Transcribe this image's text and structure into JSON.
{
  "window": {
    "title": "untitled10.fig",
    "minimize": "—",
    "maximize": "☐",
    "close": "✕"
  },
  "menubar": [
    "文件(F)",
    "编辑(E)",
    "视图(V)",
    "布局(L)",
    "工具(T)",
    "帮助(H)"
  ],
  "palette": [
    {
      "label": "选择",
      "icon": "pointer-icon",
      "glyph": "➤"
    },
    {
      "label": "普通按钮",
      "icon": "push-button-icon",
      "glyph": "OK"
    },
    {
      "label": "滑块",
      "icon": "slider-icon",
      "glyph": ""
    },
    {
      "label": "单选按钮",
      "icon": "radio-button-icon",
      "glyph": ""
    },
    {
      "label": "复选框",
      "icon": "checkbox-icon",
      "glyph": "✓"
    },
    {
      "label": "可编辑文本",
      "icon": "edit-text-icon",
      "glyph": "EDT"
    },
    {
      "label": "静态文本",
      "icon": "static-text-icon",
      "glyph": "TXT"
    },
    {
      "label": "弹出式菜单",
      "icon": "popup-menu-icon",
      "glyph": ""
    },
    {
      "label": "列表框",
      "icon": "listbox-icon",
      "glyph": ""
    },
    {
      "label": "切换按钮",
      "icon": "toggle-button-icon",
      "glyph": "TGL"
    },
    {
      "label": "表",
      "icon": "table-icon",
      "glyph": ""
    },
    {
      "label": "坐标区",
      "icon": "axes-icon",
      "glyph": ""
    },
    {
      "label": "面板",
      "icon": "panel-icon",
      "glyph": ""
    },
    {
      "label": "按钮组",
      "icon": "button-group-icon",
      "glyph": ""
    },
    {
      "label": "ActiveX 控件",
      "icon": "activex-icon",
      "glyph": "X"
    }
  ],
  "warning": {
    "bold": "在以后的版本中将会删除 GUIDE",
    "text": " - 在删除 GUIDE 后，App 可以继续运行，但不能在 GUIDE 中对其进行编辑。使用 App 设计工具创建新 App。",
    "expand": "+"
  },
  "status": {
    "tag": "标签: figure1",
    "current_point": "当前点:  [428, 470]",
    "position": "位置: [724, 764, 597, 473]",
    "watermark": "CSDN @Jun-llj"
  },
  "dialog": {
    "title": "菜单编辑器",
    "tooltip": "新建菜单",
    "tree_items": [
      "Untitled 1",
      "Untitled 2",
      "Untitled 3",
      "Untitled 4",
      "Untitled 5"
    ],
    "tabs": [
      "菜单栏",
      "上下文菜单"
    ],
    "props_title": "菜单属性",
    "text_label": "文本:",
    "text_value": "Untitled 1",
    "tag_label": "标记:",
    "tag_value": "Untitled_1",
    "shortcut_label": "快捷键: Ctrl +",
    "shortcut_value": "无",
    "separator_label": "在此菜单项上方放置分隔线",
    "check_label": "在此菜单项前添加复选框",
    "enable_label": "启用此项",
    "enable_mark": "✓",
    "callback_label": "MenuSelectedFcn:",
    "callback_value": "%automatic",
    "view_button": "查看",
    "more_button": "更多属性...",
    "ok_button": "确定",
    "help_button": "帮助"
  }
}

**What to work on**. Return the listing above in its exact form.

**Reply to the exercise**.
Transcribe this image's text and structure into JSON.
{
  "window": {
    "title": "untitled10.fig",
    "minimize": "—",
    "maximize": "☐",
    "close": "✕"
  },
  "menubar": [
    "文件(F)",
    "编辑(E)",
    "视图(V)",
    "布局(L)",
    "工具(T)",
    "帮助(H)"
  ],
  "palette": [
    {
      "label": "选择",
      "icon": "pointer-icon",
      "glyph": "➤"
    },
    {
      "label": "普通按钮",
      "icon": "push-button-icon",
      "glyph": "OK"
    },
    {
      "label": "滑块",
      "icon": "slider-icon",
      "glyph": ""
    },
    {
      "label": "单选按钮",
      "icon": "radio-button-icon",
      "glyph": ""
    },
    {
      "label": "复选框",
      "icon": "checkbox-icon",
      "glyph": "✓"
    },
    {
      "label": "可编辑文本",
      "icon": "edit-text-icon",
      "glyph": "EDT"
    },
    {
      "label": "静态文本",
      "icon": "static-text-icon",
      "glyph": "TXT"
    },
    {
      "label": "弹出式菜单",
      "icon": "popup-menu-icon",
      "glyph": ""
    },
    {
      "label": "列表框",
      "icon": "listbox-icon",
      "glyph": ""
    },
    {
      "label": "切换按钮",
      "icon": "toggle-button-icon",
      "glyph": "TGL"
    },
    {
      "label": "表",
      "icon": "table-icon",
      "glyph": ""
    },
    {
      "label": "坐标区",
      "icon": "axes-icon",
      "glyph": ""
    },
    {
      "label": "面板",
      "icon": "panel-icon",
      "glyph": ""
    },
    {
      "label": "按钮组",
      "icon": "button-group-icon",
      "glyph": ""
    },
    {
      "label": "ActiveX 控件",
      "icon": "activex-icon",
      "glyph": "X"
    }
  ],
  "warning": {
    "bold": "在以后的版本中将会删除 GUIDE",
    "text": " - 在删除 GUIDE 后，App 可以继续运行，但不能在 GUIDE 中对其进行编辑。使用 App 设计工具创建新 App。",
    "expand": "+"
  },
  "status": {
    "tag": "标签: figure1",
    "current_point": "当前点:  [428, 470]",
    "position": "位置: [724, 764, 597, 473]",
    "watermark": "CSDN @Jun-llj"
  },
  "dialog": {
    "title": "菜单编辑器",
    "tooltip": "新建菜单",
    "tree_items": [
      "Untitled 1",
      "Untitled 2",
      "Untitled 3",
      "Untitled 4",
      "Untitled 5"
    ],
    "tabs": [
      "菜单栏",
      "上下文菜单"
    ],
    "props_title": "菜单属性",
    "text_label": "文本:",
    "text_value": "Untitled 1",
    "tag_label": "标记:",
    "tag_value": "Untitled_1",
    "shortcut_label": "快捷键: Ctrl +",
    "shortcut_value": "无",
    "separator_label": "在此菜单项上方放置分隔线",
    "check_label": "在此菜单项前添加复选框",
    "enable_label": "启用此项",
    "enable_mark": "✓",
    "callback_label": "MenuSelectedFcn:",
    "callback_value": "%automatic",
    "view_button": "查看",
    "more_button": "更多属性...",
    "ok_button": "确定",
    "help_button": "帮助"
  }
}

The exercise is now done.